• _WORK REQUIRED_:
Show every line that has the string "полчаса" in it.

• _EXERCISE MATERIALS_:
------------------------------------------------------------
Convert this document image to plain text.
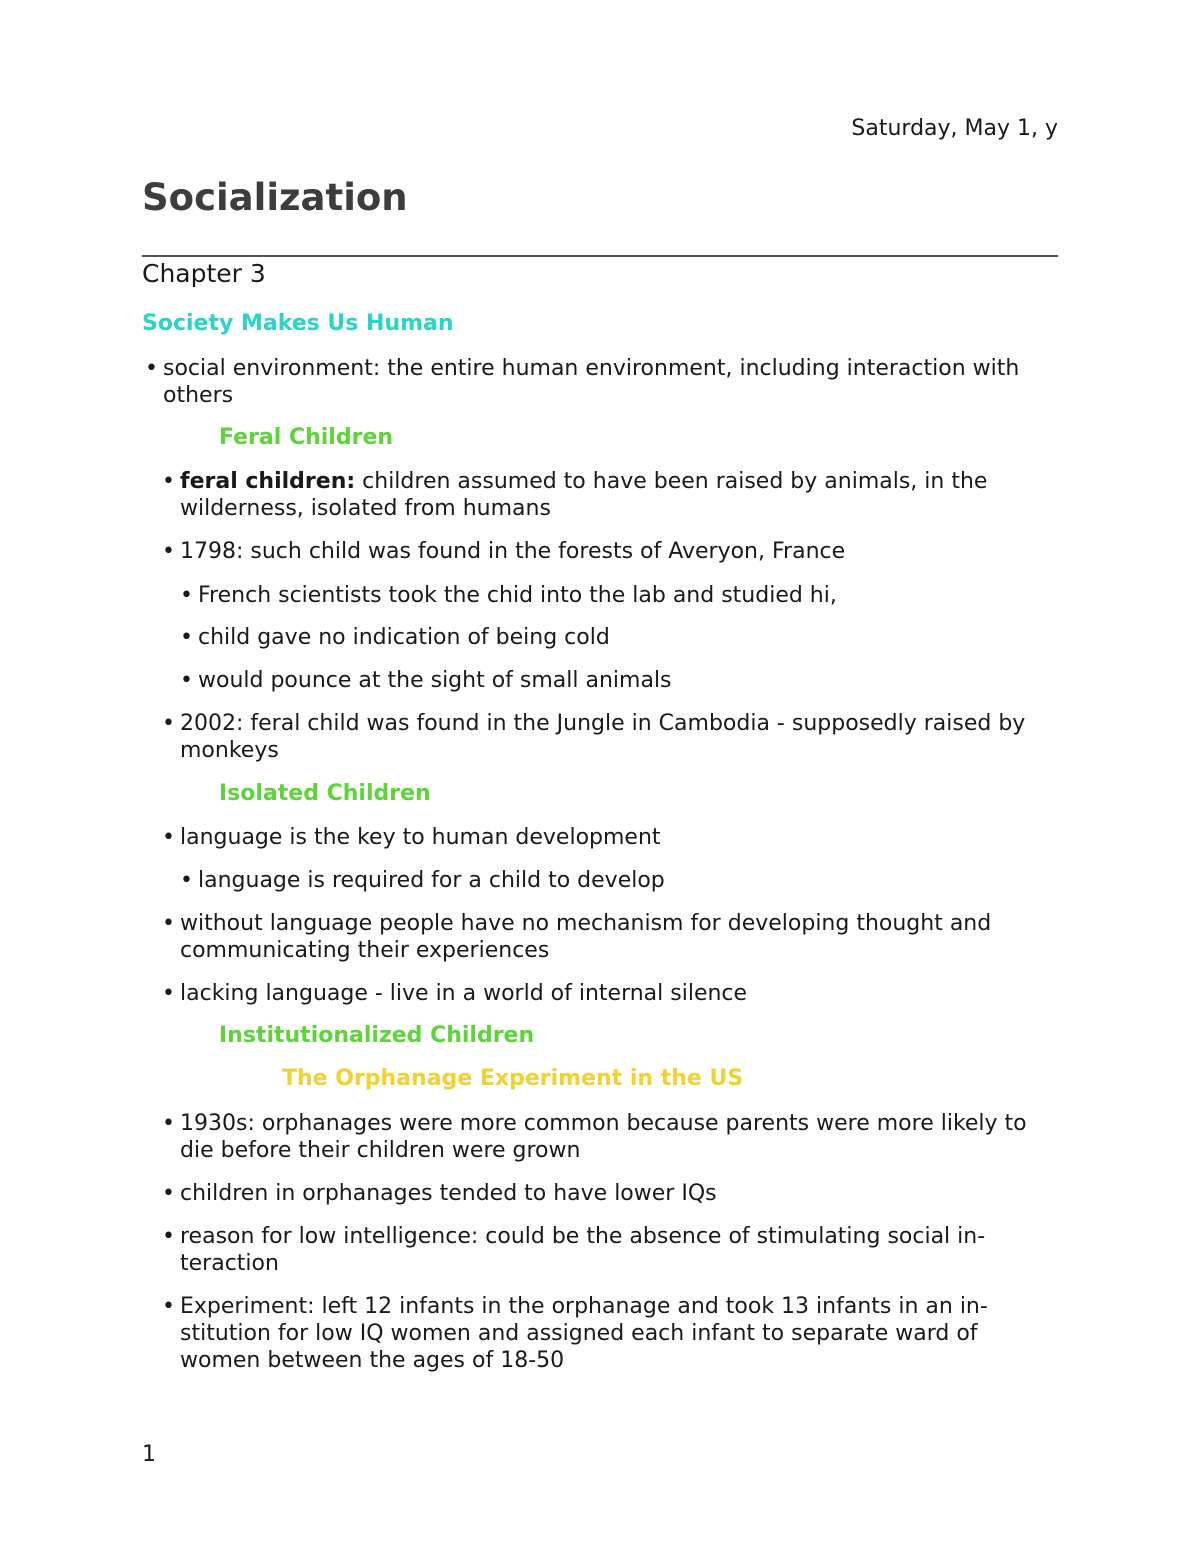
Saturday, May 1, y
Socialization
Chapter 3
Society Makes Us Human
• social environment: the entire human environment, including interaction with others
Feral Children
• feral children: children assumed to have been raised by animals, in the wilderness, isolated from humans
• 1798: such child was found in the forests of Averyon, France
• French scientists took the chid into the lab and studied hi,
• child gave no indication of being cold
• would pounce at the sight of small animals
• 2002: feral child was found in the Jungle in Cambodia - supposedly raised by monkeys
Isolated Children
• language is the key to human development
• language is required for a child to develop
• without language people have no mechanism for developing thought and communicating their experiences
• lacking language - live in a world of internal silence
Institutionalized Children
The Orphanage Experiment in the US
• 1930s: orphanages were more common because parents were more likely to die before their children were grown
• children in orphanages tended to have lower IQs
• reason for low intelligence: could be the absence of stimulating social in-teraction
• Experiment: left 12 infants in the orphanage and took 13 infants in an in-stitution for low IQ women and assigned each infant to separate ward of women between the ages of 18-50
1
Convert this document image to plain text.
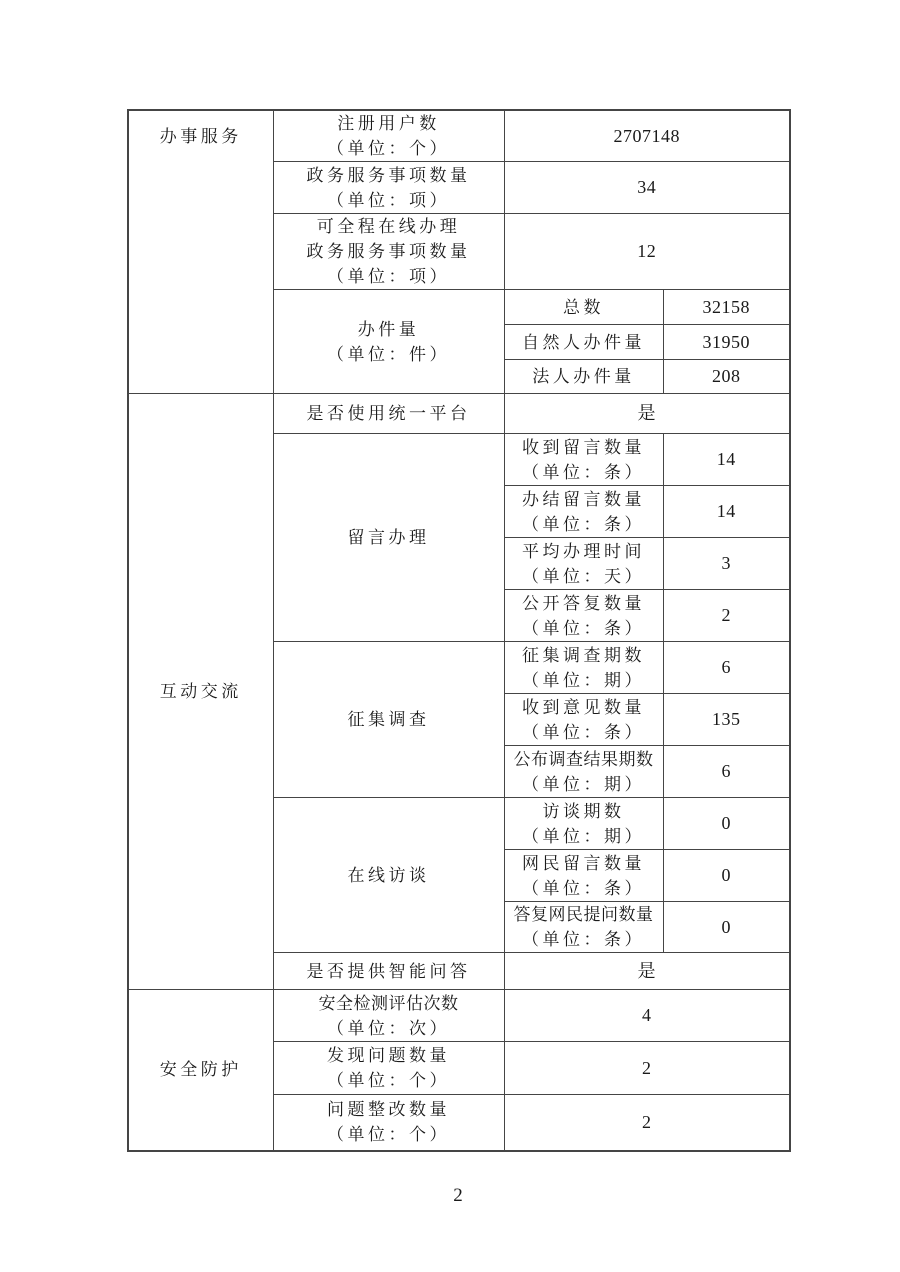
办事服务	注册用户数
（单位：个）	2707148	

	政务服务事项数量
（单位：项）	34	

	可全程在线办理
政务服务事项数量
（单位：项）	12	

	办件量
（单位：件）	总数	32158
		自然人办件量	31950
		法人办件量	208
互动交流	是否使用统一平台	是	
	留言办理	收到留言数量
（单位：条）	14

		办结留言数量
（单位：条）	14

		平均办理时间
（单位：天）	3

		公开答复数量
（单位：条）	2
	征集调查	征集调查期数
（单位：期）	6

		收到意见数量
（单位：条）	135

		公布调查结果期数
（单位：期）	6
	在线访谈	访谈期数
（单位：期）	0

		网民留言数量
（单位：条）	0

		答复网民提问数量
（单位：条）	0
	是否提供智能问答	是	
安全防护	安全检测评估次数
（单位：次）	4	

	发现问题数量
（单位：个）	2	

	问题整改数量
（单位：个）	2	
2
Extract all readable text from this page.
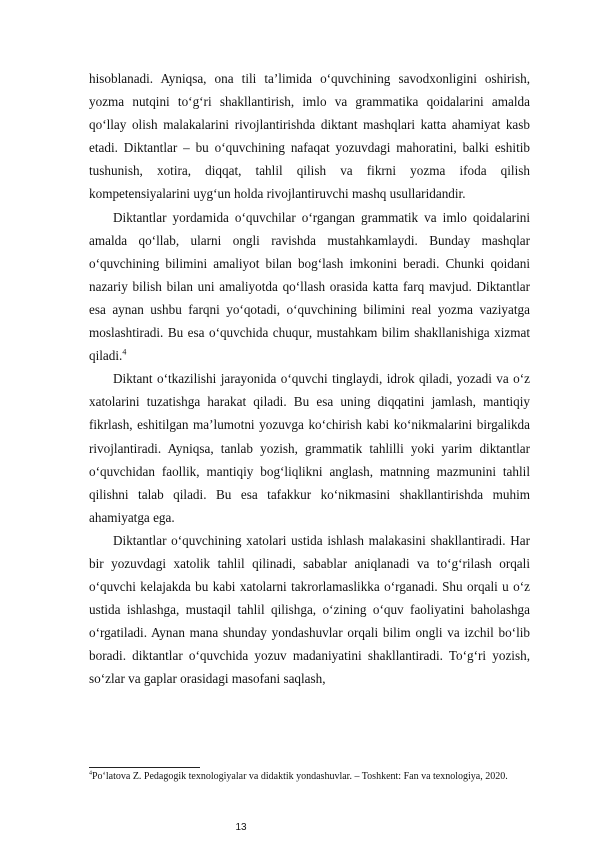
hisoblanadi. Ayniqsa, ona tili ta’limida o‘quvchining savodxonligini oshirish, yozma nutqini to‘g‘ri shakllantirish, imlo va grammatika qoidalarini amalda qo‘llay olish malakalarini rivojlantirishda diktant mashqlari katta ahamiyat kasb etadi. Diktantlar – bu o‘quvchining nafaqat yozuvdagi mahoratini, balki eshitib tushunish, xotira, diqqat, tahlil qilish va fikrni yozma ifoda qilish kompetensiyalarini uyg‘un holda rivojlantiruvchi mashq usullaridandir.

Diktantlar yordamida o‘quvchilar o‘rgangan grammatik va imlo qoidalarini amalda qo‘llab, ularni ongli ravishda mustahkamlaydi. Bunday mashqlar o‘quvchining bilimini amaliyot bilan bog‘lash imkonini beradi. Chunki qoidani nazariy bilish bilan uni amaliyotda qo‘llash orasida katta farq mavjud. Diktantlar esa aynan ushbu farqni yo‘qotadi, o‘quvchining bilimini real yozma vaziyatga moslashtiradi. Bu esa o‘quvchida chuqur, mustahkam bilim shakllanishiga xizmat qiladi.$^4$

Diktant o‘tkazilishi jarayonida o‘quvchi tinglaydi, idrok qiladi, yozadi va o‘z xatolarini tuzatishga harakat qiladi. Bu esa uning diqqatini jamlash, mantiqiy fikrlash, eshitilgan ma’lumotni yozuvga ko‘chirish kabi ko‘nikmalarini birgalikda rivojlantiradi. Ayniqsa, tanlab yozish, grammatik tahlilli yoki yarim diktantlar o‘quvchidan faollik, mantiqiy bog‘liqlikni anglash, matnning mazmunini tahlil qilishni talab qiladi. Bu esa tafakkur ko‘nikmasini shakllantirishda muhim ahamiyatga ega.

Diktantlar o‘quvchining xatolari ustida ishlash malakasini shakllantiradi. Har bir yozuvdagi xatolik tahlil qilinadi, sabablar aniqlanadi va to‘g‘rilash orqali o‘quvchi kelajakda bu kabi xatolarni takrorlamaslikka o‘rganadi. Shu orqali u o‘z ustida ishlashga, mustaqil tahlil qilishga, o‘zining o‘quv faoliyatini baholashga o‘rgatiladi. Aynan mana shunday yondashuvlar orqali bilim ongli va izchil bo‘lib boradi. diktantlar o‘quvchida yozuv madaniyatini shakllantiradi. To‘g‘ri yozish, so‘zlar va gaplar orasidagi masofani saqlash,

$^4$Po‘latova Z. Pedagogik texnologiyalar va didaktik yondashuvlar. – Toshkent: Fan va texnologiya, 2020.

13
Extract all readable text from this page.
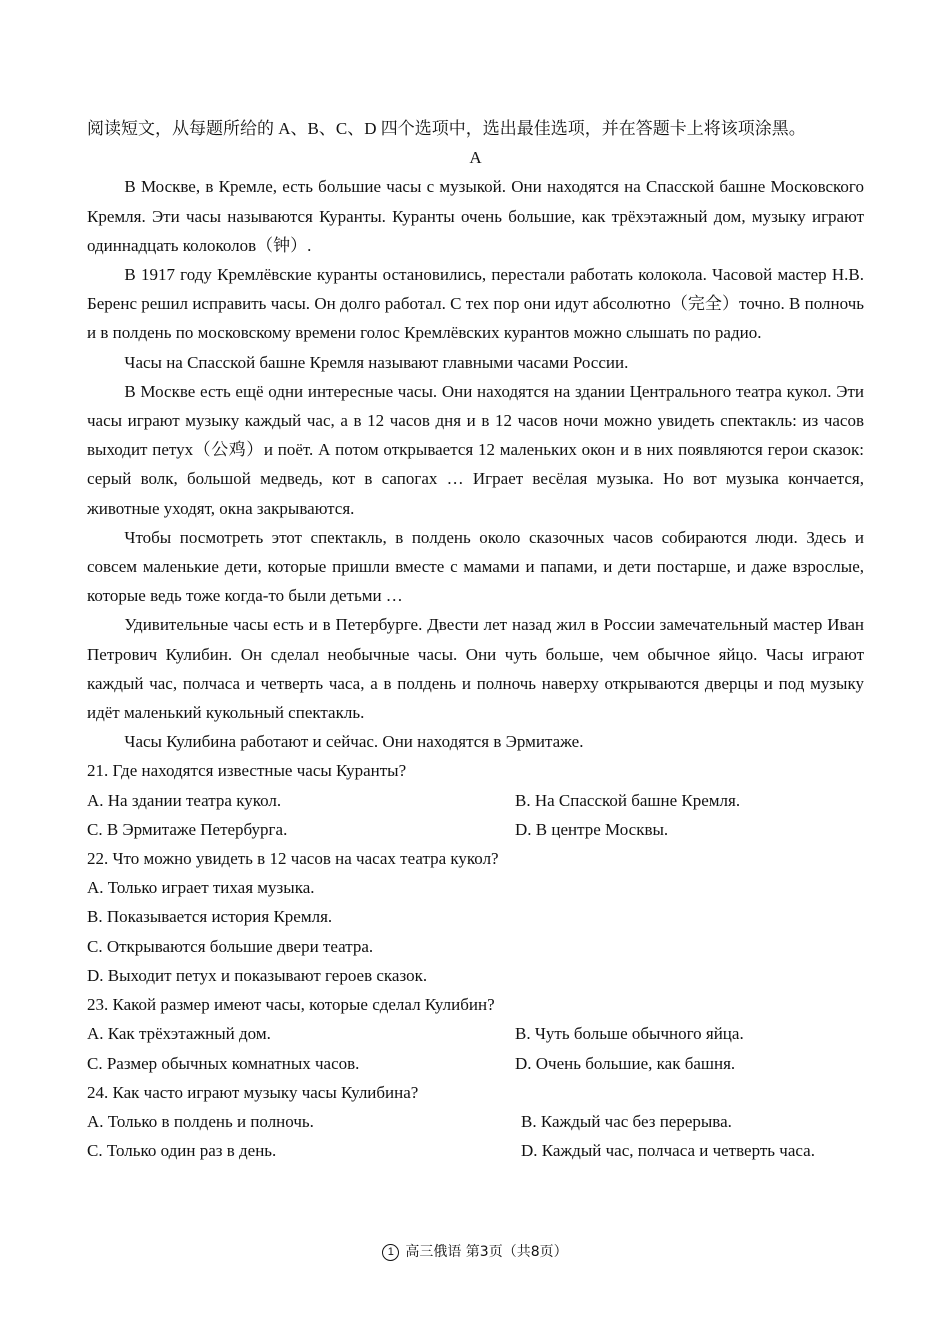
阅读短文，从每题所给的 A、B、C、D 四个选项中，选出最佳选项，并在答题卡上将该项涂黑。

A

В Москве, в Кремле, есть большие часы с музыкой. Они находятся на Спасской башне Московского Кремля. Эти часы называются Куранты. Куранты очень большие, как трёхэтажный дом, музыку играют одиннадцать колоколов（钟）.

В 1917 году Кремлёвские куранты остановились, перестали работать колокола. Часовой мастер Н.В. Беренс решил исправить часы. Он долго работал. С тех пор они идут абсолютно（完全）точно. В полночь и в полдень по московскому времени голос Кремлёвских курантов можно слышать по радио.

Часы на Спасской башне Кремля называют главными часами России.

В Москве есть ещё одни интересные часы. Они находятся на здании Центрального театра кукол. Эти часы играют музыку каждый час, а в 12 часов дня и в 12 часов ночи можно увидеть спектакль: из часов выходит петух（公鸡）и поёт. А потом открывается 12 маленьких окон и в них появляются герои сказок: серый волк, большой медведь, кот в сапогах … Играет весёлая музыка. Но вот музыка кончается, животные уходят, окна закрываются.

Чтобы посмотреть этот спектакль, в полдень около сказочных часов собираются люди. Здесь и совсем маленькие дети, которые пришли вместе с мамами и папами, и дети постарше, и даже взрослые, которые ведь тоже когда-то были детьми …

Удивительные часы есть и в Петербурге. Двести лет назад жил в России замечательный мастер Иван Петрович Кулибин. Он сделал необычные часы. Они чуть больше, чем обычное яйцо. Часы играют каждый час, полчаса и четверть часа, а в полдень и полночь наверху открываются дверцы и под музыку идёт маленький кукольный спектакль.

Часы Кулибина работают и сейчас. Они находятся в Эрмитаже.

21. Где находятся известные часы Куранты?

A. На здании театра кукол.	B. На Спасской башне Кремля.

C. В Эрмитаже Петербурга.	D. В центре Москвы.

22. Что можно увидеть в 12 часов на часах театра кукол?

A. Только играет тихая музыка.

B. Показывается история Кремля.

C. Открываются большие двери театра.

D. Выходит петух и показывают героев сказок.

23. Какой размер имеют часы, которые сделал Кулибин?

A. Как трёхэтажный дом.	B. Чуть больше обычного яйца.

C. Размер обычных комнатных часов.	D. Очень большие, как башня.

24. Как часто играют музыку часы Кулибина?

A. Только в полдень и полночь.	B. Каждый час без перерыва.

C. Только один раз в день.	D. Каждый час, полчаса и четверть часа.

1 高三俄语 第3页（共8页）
------------------------------------------------------------
• _EXPECTED ANSWER_:
Удивительные часы есть и в Петербурге. Двести лет назад жил в России замечательный мастер Иван Петрович Кулибин. Он сделал необычные часы. Они чуть больше, чем обычное яйцо. Часы играют каждый час, полчаса и четверть часа, а в полдень и полночь наверху открываются дверцы и под музыку идёт маленький кукольный спектакль.
C. Только один раз в день.	D. Каждый час, полчаса и четверть часа.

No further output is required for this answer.